Data to use —
::::

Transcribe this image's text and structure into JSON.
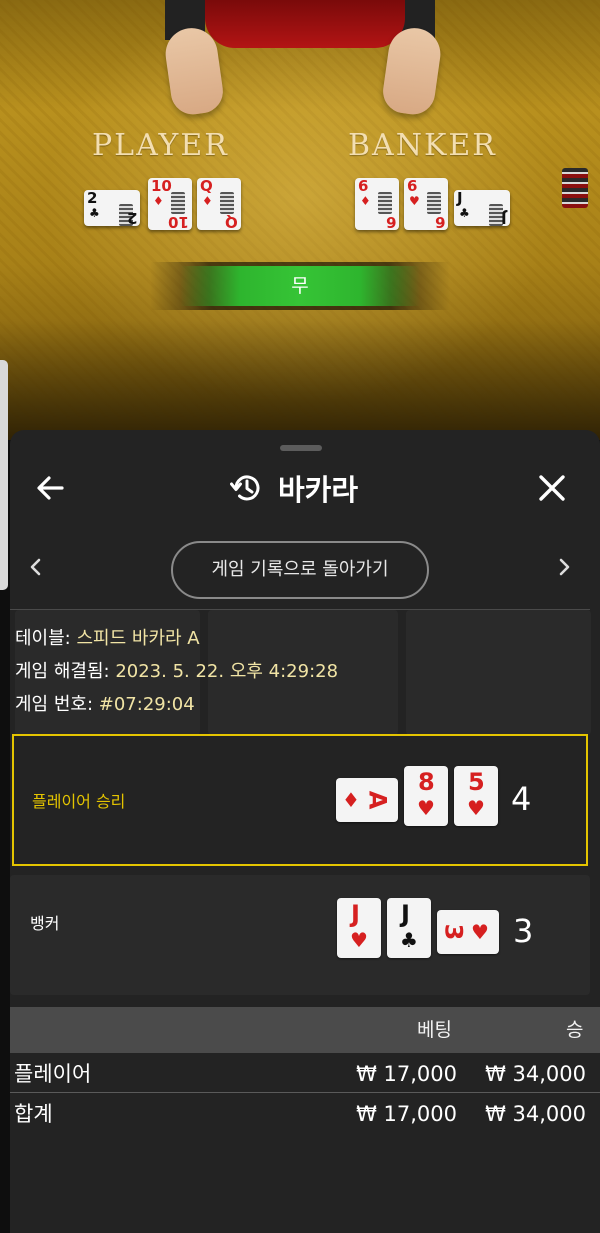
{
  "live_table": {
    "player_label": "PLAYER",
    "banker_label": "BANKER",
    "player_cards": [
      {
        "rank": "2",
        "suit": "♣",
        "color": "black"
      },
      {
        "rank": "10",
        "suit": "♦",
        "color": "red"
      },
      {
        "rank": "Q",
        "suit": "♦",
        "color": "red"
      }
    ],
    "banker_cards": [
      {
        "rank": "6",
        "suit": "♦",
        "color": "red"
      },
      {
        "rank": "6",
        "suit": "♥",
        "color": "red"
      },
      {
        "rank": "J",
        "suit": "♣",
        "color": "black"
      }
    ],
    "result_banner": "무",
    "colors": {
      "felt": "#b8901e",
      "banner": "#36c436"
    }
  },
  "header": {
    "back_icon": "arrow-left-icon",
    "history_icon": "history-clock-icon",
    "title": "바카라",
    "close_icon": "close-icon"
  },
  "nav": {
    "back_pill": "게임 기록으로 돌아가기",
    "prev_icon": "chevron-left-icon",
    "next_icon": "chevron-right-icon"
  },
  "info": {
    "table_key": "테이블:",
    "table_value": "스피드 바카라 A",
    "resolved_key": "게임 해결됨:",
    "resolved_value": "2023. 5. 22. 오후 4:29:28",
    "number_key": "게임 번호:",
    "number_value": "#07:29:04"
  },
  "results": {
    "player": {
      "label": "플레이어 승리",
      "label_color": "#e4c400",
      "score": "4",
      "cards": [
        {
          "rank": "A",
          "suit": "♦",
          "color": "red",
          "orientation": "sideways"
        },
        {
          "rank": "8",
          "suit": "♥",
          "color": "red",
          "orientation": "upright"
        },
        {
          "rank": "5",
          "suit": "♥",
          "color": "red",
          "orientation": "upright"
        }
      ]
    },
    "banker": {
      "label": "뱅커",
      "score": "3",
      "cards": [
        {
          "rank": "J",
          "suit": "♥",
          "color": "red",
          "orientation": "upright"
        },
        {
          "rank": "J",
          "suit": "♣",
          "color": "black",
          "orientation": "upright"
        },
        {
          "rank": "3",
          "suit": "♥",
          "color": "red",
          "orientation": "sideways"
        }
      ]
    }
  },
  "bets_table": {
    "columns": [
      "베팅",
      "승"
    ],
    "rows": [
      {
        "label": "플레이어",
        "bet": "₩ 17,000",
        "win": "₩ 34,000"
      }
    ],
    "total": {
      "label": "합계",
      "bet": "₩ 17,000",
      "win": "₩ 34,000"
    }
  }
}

::::

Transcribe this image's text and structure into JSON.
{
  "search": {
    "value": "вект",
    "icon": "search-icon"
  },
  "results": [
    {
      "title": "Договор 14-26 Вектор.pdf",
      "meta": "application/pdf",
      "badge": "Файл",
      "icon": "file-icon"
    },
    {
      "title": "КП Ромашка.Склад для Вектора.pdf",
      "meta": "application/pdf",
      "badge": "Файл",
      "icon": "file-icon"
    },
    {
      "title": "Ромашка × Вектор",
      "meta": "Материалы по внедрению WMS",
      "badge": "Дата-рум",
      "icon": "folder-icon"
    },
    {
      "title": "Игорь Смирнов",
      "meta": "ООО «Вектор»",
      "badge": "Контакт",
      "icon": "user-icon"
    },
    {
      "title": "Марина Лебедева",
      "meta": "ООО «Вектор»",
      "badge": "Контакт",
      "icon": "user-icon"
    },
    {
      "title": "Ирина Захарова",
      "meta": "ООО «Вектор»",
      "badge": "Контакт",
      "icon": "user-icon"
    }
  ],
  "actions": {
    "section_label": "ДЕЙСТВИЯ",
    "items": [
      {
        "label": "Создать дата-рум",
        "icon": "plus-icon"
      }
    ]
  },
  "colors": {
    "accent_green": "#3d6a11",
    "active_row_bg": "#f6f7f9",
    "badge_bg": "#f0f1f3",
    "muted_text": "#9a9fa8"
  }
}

::::

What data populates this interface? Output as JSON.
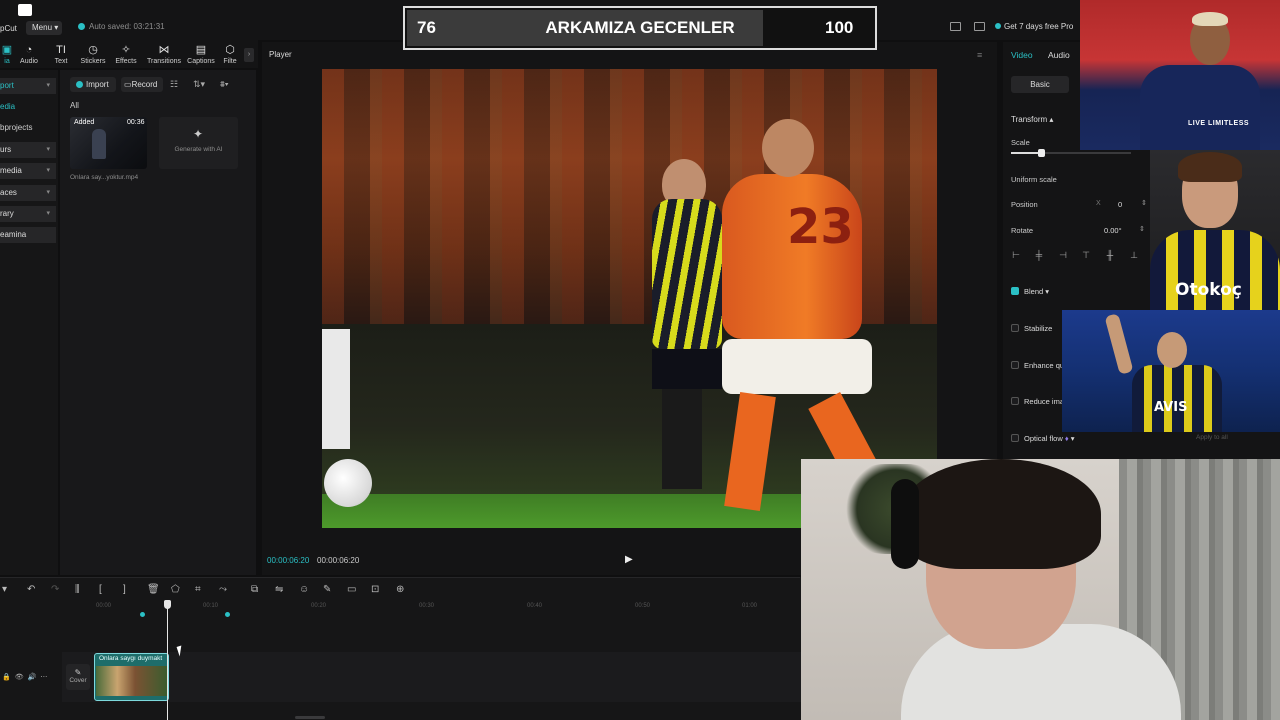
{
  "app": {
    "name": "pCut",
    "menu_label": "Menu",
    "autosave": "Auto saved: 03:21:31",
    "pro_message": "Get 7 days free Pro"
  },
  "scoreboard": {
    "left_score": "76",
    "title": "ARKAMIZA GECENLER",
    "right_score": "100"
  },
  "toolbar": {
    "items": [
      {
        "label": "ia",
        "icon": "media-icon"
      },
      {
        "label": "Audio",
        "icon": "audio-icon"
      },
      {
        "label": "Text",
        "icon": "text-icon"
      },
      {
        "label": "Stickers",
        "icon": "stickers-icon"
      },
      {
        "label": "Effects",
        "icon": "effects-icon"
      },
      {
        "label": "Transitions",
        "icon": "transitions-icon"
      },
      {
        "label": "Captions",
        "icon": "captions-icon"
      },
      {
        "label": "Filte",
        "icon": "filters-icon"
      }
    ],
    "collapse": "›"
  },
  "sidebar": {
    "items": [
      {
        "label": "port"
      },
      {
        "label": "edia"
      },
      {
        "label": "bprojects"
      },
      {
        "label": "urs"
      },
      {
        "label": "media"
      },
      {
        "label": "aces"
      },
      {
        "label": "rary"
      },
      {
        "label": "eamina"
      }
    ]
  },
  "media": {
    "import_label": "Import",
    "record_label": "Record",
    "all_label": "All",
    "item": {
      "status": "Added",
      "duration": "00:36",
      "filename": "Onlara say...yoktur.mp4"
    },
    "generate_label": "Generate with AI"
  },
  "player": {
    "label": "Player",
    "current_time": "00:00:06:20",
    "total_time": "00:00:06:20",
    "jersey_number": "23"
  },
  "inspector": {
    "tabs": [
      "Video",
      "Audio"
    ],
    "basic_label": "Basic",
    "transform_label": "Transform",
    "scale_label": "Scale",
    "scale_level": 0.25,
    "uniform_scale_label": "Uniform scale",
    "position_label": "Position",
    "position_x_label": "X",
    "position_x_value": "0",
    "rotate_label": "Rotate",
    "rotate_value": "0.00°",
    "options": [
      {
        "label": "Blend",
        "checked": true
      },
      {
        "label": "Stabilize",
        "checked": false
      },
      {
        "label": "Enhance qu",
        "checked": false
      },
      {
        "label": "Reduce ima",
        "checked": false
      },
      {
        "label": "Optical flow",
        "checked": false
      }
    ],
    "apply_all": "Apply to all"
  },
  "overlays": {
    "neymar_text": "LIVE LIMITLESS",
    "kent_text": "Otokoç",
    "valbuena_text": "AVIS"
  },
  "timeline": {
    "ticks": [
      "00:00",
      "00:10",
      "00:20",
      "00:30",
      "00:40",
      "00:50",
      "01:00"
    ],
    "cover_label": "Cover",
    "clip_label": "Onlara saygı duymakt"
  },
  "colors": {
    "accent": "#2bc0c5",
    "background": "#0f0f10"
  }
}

::::

Among the lines of the material, find those that hold the word "title" and copy them.

    "title": "바카라",
      "title": "Договор 14-26 Вектор.pdf",
      "title": "КП Ромашка.Склад для Вектора.pdf",
      "title": "Ромашка × Вектор",
      "title": "Игорь Смирнов",
      "title": "Марина Лебедева",
      "title": "Ирина Захарова",
    "title": "ARKAMIZA GECENLER",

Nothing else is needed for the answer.